§ Information provided
## BEGIN

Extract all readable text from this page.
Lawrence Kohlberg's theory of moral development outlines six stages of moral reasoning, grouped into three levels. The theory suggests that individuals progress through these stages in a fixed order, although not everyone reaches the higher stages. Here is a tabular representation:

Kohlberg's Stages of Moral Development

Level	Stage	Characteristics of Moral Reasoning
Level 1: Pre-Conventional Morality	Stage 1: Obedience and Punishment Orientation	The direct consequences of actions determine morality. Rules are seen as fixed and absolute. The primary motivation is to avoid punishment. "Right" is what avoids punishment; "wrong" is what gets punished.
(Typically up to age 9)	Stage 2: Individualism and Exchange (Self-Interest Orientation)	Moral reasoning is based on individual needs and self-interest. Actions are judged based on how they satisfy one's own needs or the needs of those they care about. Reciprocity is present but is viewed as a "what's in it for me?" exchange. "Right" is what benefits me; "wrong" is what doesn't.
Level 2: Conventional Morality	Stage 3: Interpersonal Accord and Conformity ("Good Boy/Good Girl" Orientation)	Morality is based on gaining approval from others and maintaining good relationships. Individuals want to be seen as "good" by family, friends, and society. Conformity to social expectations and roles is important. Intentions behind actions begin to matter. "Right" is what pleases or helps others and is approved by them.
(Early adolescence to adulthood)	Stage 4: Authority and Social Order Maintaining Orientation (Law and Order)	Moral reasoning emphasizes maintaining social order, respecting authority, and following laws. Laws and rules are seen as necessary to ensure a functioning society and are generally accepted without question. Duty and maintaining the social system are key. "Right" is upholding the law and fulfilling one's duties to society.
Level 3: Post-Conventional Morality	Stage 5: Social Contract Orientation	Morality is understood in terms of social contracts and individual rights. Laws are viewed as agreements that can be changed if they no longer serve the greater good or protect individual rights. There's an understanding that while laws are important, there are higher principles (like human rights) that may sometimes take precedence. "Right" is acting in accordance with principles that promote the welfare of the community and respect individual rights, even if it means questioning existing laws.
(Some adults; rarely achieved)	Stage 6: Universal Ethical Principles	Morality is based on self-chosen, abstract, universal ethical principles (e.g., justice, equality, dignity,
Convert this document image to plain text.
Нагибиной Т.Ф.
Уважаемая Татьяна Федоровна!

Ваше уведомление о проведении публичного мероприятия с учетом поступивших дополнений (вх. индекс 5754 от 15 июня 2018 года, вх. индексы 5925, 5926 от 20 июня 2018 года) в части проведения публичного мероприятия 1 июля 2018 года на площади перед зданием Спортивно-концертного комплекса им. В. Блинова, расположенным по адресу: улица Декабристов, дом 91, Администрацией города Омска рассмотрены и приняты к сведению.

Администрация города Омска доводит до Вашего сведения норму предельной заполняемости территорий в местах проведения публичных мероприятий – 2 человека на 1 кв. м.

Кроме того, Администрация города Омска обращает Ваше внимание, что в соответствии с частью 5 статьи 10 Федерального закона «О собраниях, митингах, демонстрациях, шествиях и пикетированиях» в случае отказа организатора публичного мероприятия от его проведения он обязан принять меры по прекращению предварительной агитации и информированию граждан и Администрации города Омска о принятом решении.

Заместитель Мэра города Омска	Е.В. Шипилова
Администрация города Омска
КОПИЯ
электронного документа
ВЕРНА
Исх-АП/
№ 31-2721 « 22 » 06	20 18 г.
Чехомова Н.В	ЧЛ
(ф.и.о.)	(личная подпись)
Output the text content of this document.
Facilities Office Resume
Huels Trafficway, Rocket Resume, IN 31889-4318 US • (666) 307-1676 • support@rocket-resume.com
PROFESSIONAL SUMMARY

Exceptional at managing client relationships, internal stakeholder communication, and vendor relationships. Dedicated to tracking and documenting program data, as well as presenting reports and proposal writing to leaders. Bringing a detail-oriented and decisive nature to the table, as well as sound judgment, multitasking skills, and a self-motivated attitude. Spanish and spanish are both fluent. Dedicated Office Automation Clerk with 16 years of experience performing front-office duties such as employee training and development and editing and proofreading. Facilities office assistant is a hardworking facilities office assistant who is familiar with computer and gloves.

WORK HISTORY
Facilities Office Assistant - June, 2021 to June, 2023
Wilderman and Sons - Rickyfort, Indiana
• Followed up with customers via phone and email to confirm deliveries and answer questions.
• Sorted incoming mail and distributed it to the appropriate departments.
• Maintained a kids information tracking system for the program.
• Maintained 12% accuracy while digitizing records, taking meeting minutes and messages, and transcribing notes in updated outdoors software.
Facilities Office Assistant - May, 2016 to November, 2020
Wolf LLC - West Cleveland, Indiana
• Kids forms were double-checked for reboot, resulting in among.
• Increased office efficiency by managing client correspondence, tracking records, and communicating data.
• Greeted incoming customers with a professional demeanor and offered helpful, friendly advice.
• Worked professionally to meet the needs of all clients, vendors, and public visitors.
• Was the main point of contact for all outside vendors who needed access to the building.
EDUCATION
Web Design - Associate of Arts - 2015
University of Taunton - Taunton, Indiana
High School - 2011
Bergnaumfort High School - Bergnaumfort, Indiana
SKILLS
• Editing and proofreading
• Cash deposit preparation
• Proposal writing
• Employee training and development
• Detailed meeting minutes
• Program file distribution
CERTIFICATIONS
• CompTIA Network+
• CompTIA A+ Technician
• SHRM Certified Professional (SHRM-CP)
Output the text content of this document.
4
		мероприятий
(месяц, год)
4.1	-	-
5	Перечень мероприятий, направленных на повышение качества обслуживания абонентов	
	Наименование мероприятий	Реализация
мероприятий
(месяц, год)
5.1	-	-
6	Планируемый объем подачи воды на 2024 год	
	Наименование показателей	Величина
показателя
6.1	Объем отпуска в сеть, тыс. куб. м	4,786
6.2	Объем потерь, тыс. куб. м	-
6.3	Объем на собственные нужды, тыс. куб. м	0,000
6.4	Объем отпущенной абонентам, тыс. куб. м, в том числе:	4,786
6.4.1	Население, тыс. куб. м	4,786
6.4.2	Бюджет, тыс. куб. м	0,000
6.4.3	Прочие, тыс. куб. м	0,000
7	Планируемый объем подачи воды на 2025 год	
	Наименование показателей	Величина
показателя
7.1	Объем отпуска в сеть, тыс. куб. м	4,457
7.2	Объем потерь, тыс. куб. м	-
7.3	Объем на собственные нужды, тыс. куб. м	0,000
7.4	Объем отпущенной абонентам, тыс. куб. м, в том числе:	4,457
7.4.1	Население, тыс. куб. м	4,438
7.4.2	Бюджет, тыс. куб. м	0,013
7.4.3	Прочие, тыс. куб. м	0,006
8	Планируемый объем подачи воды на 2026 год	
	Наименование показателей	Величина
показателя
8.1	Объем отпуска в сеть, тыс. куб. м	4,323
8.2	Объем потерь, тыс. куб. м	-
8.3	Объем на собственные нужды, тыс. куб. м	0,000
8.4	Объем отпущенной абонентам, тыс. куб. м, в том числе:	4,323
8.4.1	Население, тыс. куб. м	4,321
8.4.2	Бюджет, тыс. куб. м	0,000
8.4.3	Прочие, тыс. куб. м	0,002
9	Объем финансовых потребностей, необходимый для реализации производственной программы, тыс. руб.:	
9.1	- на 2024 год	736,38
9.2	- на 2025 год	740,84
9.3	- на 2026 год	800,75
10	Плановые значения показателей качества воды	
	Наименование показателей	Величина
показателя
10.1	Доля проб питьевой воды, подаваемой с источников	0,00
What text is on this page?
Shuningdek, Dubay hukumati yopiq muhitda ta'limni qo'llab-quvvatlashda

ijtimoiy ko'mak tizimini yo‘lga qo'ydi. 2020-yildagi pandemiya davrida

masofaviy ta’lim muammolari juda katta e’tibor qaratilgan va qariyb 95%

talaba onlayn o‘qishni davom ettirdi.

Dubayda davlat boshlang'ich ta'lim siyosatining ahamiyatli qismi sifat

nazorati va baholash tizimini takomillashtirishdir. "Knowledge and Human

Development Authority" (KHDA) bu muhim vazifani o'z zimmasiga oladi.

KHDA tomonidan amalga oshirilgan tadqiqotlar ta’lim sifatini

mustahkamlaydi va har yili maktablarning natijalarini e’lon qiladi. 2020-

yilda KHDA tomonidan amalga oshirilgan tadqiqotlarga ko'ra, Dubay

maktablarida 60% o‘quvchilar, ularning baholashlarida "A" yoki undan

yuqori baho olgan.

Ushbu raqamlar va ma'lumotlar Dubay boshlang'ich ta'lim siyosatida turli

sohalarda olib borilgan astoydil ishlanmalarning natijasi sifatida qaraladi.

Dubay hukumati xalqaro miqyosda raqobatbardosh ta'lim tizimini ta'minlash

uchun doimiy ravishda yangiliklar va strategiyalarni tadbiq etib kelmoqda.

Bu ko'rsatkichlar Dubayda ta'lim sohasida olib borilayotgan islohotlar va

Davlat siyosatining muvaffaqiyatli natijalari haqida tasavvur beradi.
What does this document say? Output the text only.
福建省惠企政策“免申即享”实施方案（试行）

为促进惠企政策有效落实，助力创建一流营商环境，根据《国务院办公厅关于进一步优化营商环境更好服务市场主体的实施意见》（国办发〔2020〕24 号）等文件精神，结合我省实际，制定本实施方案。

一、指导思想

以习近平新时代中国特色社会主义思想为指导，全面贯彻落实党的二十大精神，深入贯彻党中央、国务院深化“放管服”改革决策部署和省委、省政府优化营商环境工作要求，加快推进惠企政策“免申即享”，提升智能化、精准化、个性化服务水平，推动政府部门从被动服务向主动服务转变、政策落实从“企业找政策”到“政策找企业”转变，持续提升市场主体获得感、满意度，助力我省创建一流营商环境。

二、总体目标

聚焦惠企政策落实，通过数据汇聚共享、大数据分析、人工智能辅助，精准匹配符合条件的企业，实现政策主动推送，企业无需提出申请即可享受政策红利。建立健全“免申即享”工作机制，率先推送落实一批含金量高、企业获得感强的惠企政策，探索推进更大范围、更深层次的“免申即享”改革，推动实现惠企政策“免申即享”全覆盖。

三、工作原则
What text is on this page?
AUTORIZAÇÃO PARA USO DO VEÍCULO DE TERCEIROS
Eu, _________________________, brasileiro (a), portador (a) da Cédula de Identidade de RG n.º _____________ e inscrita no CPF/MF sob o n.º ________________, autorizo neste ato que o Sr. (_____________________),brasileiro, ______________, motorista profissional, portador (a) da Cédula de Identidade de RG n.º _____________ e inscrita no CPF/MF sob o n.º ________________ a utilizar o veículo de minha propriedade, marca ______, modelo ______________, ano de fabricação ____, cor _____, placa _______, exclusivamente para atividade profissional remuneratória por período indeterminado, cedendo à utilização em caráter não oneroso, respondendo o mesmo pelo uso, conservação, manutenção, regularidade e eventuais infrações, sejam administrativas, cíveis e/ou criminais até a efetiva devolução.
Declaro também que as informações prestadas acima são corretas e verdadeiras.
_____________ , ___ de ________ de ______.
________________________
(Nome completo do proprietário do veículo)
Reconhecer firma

## END

Copy down every line of the entries containing the word "абонентам".

6.4	Объем отпущенной абонентам, тыс. куб. м, в том числе:	4,786
7.4	Объем отпущенной абонентам, тыс. куб. м, в том числе:	4,457
8.4	Объем отпущенной абонентам, тыс. куб. м, в том числе:	4,323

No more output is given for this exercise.